» Exercise:
Show all lines that include the string "have"; copy each one.
_ _ _
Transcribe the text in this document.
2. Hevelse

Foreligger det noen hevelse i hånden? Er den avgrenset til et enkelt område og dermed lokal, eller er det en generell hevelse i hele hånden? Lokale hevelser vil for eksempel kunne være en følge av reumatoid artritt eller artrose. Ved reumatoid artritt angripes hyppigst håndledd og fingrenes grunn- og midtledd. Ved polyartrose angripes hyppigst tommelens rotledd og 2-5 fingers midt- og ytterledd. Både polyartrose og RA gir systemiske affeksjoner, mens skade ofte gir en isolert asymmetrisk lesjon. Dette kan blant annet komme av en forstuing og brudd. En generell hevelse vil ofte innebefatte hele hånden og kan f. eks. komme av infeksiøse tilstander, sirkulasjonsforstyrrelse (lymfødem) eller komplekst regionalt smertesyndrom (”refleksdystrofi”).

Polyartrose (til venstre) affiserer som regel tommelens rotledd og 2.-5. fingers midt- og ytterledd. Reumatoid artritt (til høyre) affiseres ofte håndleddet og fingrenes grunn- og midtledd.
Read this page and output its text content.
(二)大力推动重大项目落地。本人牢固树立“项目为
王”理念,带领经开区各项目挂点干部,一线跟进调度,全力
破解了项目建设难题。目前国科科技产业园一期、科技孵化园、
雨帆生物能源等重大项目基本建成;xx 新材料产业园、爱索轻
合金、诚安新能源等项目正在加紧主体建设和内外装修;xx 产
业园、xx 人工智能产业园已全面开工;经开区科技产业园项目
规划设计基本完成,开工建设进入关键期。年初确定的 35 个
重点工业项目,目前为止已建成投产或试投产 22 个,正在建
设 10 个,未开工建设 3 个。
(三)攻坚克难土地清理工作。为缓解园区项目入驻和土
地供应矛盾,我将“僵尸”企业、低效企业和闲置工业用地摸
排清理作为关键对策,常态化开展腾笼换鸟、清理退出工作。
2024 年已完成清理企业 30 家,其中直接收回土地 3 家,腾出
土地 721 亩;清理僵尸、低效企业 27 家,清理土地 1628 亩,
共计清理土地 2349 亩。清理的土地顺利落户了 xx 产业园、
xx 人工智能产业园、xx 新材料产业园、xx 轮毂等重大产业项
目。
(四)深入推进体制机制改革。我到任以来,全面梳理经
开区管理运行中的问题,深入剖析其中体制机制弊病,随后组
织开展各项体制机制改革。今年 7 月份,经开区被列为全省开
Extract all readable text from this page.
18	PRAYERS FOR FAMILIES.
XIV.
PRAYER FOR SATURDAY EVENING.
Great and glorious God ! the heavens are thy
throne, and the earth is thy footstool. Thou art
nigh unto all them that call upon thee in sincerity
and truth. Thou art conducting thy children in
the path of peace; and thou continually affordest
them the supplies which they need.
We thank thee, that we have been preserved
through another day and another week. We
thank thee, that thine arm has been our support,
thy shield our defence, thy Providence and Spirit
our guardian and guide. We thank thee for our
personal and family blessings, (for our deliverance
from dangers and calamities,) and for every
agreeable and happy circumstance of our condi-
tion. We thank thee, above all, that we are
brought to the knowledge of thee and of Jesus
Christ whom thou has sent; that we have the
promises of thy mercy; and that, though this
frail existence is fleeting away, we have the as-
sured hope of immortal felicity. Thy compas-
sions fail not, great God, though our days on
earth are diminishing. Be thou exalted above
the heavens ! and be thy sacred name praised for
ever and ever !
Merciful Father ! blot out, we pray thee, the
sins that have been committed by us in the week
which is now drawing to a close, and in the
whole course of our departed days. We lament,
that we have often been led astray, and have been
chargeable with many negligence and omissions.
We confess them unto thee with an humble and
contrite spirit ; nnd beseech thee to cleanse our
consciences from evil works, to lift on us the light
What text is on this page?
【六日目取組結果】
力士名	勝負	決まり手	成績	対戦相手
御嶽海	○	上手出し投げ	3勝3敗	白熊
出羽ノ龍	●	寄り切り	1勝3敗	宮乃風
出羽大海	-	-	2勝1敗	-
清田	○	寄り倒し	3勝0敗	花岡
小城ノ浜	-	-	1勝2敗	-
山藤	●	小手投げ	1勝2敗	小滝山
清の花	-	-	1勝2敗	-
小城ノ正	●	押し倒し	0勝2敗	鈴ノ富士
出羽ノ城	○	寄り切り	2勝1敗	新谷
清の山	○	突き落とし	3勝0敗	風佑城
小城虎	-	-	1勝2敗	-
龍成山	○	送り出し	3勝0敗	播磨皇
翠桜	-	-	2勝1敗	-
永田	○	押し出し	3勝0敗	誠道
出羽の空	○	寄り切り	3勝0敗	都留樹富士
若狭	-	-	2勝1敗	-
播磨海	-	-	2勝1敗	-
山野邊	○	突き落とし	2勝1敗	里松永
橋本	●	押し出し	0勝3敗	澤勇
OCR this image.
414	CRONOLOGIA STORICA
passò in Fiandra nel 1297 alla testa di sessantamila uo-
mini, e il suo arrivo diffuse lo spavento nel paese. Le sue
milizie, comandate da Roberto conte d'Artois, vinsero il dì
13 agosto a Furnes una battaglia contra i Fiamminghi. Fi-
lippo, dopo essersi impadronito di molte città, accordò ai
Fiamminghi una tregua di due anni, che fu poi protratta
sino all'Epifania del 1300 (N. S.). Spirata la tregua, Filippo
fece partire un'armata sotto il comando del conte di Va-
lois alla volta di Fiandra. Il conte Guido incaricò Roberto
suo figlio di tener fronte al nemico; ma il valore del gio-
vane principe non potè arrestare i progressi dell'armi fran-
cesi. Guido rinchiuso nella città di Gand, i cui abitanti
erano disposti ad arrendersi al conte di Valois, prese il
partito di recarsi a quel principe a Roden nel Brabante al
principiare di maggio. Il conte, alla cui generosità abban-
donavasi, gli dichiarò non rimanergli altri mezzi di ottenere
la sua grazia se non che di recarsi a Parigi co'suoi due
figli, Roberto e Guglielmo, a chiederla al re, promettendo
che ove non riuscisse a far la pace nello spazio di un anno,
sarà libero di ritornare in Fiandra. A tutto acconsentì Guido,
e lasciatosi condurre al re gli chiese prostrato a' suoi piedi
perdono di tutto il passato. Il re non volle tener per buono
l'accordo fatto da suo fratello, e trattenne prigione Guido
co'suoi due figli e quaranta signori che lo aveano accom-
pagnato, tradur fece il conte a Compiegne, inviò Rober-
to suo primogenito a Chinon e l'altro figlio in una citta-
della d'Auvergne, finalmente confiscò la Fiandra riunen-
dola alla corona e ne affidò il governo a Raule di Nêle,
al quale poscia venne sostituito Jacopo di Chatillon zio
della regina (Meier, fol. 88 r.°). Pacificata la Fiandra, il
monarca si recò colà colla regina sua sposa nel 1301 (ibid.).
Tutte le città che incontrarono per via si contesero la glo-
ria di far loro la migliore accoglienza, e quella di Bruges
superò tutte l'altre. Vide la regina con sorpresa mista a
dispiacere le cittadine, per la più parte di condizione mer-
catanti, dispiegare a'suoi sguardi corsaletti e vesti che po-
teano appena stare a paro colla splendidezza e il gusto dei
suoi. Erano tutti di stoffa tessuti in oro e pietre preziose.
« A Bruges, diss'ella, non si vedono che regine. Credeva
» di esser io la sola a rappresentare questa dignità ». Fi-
_ _ _
» Response:
We thank thee, that we have been preserved
Christ whom thou has sent; that we have the
frail existence is fleeting away, we have the as-
sins that have been committed by us in the week
that we have often been led astray, and have been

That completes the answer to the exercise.